--- BEGIN EXERCISE DATA ---
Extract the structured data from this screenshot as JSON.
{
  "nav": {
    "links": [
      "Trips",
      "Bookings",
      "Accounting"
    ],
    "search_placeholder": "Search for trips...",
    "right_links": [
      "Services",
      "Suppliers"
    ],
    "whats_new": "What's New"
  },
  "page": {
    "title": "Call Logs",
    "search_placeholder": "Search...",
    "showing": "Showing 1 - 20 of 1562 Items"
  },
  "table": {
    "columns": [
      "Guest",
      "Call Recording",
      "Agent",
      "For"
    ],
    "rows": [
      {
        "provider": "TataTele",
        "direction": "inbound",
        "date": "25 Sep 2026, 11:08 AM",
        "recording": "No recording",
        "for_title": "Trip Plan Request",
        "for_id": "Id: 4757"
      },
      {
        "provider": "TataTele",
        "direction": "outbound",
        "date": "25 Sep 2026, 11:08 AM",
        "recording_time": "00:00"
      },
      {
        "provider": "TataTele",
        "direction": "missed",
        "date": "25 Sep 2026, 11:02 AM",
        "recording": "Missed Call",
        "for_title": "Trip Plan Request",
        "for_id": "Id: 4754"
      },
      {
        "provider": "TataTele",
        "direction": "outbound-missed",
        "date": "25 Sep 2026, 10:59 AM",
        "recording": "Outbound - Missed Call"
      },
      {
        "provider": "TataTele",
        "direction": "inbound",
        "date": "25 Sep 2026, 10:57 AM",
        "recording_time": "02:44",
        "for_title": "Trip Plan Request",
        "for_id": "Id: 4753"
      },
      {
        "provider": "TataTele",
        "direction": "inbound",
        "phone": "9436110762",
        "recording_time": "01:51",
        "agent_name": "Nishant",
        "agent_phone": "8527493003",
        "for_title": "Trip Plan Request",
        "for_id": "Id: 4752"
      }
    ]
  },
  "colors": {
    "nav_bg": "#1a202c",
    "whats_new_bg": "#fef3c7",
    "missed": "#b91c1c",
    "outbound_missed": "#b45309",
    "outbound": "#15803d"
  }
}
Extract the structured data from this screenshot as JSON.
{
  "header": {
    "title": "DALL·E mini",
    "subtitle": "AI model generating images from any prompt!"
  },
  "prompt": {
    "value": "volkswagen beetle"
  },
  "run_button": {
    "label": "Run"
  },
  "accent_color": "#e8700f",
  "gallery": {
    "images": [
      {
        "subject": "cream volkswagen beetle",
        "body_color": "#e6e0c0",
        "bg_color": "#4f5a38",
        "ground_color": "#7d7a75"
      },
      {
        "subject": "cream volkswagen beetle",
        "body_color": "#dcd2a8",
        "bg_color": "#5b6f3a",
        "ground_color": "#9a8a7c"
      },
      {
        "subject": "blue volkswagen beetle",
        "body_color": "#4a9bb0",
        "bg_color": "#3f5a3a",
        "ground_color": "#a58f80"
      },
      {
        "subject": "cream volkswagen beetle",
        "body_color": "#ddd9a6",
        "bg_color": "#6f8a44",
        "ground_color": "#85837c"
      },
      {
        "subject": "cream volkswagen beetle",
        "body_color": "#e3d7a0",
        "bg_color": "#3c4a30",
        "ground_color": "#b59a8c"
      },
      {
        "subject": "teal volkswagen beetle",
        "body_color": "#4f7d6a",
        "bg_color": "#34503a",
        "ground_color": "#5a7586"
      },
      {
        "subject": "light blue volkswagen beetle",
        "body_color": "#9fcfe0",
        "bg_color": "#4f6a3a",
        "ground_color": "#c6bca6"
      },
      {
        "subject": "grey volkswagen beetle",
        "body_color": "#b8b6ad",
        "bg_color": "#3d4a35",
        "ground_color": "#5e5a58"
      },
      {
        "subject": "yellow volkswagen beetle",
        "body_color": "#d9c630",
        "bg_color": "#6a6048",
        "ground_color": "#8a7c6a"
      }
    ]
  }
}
--- END EXERCISE DATA ---
*GIVEN PROBLEM:* Print the material above once more, exactly.

*SOLUTION FOR THIS EXERCISE:*
Extract the structured data from this screenshot as JSON.
{
  "nav": {
    "links": [
      "Trips",
      "Bookings",
      "Accounting"
    ],
    "search_placeholder": "Search for trips...",
    "right_links": [
      "Services",
      "Suppliers"
    ],
    "whats_new": "What's New"
  },
  "page": {
    "title": "Call Logs",
    "search_placeholder": "Search...",
    "showing": "Showing 1 - 20 of 1562 Items"
  },
  "table": {
    "columns": [
      "Guest",
      "Call Recording",
      "Agent",
      "For"
    ],
    "rows": [
      {
        "provider": "TataTele",
        "direction": "inbound",
        "date": "25 Sep 2026, 11:08 AM",
        "recording": "No recording",
        "for_title": "Trip Plan Request",
        "for_id": "Id: 4757"
      },
      {
        "provider": "TataTele",
        "direction": "outbound",
        "date": "25 Sep 2026, 11:08 AM",
        "recording_time": "00:00"
      },
      {
        "provider": "TataTele",
        "direction": "missed",
        "date": "25 Sep 2026, 11:02 AM",
        "recording": "Missed Call",
        "for_title": "Trip Plan Request",
        "for_id": "Id: 4754"
      },
      {
        "provider": "TataTele",
        "direction": "outbound-missed",
        "date": "25 Sep 2026, 10:59 AM",
        "recording": "Outbound - Missed Call"
      },
      {
        "provider": "TataTele",
        "direction": "inbound",
        "date": "25 Sep 2026, 10:57 AM",
        "recording_time": "02:44",
        "for_title": "Trip Plan Request",
        "for_id": "Id: 4753"
      },
      {
        "provider": "TataTele",
        "direction": "inbound",
        "phone": "9436110762",
        "recording_time": "01:51",
        "agent_name": "Nishant",
        "agent_phone": "8527493003",
        "for_title": "Trip Plan Request",
        "for_id": "Id: 4752"
      }
    ]
  },
  "colors": {
    "nav_bg": "#1a202c",
    "whats_new_bg": "#fef3c7",
    "missed": "#b91c1c",
    "outbound_missed": "#b45309",
    "outbound": "#15803d"
  }
}
Extract the structured data from this screenshot as JSON.
{
  "header": {
    "title": "DALL·E mini",
    "subtitle": "AI model generating images from any prompt!"
  },
  "prompt": {
    "value": "volkswagen beetle"
  },
  "run_button": {
    "label": "Run"
  },
  "accent_color": "#e8700f",
  "gallery": {
    "images": [
      {
        "subject": "cream volkswagen beetle",
        "body_color": "#e6e0c0",
        "bg_color": "#4f5a38",
        "ground_color": "#7d7a75"
      },
      {
        "subject": "cream volkswagen beetle",
        "body_color": "#dcd2a8",
        "bg_color": "#5b6f3a",
        "ground_color": "#9a8a7c"
      },
      {
        "subject": "blue volkswagen beetle",
        "body_color": "#4a9bb0",
        "bg_color": "#3f5a3a",
        "ground_color": "#a58f80"
      },
      {
        "subject": "cream volkswagen beetle",
        "body_color": "#ddd9a6",
        "bg_color": "#6f8a44",
        "ground_color": "#85837c"
      },
      {
        "subject": "cream volkswagen beetle",
        "body_color": "#e3d7a0",
        "bg_color": "#3c4a30",
        "ground_color": "#b59a8c"
      },
      {
        "subject": "teal volkswagen beetle",
        "body_color": "#4f7d6a",
        "bg_color": "#34503a",
        "ground_color": "#5a7586"
      },
      {
        "subject": "light blue volkswagen beetle",
        "body_color": "#9fcfe0",
        "bg_color": "#4f6a3a",
        "ground_color": "#c6bca6"
      },
      {
        "subject": "grey volkswagen beetle",
        "body_color": "#b8b6ad",
        "bg_color": "#3d4a35",
        "ground_color": "#5e5a58"
      },
      {
        "subject": "yellow volkswagen beetle",
        "body_color": "#d9c630",
        "bg_color": "#6a6048",
        "ground_color": "#8a7c6a"
      }
    ]
  }
}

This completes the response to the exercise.